*SUPPLIED MATERIAL:*
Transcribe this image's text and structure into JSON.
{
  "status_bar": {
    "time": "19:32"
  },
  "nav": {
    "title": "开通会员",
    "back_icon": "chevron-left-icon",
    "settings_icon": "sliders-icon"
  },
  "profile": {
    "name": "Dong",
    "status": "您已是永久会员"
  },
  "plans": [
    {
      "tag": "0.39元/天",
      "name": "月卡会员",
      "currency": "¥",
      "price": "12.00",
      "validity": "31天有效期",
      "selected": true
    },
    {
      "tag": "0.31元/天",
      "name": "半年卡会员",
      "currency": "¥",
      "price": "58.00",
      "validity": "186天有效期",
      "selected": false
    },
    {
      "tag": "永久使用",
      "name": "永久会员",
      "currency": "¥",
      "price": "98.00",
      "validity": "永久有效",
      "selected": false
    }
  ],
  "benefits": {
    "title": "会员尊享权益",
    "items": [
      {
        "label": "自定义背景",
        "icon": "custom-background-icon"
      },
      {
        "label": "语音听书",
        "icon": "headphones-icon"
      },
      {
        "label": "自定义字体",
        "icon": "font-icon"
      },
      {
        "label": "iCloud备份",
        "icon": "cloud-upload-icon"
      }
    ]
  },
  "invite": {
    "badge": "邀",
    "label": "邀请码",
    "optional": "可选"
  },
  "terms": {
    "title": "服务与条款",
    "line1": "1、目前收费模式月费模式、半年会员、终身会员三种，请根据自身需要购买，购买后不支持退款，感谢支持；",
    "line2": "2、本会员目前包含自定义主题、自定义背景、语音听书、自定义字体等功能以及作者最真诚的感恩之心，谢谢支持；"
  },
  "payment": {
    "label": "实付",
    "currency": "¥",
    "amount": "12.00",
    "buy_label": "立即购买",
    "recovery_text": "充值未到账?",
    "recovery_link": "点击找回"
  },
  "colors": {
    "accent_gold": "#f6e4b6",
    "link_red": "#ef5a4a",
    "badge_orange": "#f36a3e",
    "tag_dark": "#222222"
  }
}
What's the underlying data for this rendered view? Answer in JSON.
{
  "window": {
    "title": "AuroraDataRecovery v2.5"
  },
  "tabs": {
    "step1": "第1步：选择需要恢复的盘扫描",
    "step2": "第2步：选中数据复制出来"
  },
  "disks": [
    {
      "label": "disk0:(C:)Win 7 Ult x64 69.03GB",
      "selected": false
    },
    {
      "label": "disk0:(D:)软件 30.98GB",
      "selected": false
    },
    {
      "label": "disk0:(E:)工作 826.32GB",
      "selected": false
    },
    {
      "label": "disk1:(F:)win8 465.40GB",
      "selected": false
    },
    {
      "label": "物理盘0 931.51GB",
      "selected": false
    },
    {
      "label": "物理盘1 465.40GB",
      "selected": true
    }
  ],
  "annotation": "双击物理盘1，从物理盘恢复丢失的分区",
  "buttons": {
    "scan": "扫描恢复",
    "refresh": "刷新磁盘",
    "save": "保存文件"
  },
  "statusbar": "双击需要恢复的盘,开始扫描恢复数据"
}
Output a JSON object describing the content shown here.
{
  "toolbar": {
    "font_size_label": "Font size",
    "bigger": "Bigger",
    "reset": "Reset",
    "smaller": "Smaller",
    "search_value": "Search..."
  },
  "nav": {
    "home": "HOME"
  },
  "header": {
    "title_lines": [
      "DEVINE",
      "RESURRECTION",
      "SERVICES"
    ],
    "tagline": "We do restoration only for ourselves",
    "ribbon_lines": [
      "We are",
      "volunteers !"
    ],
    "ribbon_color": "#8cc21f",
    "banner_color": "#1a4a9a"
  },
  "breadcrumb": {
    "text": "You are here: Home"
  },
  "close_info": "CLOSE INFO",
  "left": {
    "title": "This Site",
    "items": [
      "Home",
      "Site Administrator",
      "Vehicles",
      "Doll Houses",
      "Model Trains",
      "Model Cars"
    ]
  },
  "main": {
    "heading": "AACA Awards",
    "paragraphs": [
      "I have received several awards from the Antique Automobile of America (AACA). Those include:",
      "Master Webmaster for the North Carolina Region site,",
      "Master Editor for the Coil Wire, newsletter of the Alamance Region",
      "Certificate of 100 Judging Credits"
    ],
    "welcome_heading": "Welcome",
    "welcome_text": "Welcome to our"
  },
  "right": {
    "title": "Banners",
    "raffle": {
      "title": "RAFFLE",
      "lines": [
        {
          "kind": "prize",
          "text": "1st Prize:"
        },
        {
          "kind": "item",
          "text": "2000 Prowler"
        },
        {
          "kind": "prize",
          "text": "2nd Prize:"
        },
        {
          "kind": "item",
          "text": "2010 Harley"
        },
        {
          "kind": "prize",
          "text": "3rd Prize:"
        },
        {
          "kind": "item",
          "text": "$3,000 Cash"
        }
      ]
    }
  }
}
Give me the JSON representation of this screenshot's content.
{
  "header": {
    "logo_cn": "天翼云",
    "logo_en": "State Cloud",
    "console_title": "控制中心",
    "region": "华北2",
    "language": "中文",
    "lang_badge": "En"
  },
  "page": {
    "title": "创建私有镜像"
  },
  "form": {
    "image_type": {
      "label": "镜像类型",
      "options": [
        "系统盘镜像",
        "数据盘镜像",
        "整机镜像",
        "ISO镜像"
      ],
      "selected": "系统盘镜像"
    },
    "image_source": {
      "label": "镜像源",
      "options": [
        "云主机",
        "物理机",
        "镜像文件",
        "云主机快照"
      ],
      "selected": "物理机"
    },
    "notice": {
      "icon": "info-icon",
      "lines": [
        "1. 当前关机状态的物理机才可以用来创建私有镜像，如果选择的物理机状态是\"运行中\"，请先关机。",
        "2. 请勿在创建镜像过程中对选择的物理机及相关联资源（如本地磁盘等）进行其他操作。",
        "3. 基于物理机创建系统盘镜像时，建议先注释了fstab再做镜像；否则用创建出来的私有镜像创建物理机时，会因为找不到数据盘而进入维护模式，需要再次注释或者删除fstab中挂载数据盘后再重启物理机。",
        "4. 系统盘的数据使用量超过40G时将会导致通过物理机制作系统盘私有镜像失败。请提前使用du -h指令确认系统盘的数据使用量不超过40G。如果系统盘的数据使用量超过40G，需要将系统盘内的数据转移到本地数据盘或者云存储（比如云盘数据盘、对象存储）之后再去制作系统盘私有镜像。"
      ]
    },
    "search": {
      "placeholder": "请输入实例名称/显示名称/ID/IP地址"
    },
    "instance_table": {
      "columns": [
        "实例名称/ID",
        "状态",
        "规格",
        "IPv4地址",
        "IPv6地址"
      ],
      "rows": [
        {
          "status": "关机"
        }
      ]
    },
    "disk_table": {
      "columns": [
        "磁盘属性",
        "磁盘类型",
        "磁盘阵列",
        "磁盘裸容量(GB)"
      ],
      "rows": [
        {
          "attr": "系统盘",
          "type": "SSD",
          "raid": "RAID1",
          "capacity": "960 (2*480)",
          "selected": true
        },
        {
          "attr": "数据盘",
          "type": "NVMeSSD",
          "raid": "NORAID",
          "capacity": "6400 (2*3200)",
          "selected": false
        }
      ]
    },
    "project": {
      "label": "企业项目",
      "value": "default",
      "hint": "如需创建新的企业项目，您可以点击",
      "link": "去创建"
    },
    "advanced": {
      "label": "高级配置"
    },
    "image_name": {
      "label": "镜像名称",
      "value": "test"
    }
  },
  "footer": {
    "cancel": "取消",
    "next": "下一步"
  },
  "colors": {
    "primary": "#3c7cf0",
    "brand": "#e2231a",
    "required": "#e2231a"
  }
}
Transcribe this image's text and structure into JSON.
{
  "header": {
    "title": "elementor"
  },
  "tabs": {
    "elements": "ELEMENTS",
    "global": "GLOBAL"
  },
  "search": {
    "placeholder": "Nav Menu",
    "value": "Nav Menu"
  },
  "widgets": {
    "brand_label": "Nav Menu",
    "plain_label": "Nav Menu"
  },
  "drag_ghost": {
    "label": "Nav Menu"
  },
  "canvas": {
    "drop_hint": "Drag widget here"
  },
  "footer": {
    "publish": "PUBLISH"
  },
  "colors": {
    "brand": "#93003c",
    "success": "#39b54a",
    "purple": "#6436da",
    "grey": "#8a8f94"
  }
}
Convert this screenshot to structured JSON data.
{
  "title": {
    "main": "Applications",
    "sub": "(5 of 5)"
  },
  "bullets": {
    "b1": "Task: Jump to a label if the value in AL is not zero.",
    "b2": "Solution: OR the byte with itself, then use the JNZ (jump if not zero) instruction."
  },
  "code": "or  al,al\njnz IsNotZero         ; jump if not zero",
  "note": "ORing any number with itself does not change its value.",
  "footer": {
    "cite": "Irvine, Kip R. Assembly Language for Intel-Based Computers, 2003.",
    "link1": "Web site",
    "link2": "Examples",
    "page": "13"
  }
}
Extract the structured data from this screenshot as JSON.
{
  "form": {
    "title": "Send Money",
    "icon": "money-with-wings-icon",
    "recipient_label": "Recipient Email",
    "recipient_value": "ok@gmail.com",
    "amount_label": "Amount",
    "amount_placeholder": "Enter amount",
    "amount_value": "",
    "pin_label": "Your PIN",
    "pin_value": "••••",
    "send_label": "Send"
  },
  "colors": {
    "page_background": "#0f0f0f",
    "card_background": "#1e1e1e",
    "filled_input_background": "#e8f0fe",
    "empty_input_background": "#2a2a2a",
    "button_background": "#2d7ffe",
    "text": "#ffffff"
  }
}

*EXERCISE DIRECTIONS:* Reproduce only the lines between the line containing "Extract the structured" and the last line of the records, those two lines included, exactly.

*TASK RESPONSE:*
Extract the structured data from this screenshot as JSON.
{
  "form": {
    "title": "Send Money",
    "icon": "money-with-wings-icon",
    "recipient_label": "Recipient Email",
    "recipient_value": "ok@gmail.com",
    "amount_label": "Amount",
    "amount_placeholder": "Enter amount",
    "amount_value": "",
    "pin_label": "Your PIN",
    "pin_value": "••••",
    "send_label": "Send"
  },
  "colors": {
    "page_background": "#0f0f0f",
    "card_background": "#1e1e1e",
    "filled_input_background": "#e8f0fe",
    "empty_input_background": "#2a2a2a",
    "button_background": "#2d7ffe",
    "text": "#ffffff"
  }
}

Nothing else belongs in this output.